**Requirement**. Find the word "Index" in the listing; pull out each line holding it.

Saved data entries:
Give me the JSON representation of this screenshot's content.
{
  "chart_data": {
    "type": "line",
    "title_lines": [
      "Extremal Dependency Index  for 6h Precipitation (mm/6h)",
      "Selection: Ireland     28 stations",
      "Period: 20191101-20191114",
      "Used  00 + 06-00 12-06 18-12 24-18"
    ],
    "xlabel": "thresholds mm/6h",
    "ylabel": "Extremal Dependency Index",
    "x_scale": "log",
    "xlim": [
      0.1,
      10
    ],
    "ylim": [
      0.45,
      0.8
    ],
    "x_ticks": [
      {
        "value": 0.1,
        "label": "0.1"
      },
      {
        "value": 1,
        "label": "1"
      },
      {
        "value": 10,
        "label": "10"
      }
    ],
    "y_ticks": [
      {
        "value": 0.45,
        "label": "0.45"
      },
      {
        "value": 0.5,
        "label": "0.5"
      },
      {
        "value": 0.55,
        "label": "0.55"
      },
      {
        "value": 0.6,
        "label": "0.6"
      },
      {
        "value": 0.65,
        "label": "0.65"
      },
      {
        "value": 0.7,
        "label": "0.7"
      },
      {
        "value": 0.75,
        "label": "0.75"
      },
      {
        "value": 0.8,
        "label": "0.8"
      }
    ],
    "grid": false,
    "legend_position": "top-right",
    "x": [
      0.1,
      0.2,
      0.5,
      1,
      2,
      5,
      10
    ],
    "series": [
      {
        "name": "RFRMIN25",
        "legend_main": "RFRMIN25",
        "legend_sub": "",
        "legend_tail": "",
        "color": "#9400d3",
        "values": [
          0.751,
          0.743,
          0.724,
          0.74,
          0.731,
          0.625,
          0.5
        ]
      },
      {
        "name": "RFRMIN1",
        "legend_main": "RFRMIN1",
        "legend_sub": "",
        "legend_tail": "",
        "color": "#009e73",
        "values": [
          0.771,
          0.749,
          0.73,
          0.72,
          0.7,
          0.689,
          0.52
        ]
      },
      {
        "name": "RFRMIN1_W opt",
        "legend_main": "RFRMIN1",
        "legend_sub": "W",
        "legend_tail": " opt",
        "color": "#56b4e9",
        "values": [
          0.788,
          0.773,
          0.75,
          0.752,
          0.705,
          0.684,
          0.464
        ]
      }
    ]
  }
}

**Correct answer**.
      "Extremal Dependency Index  for 6h Precipitation (mm/6h)",
    "ylabel": "Extremal Dependency Index",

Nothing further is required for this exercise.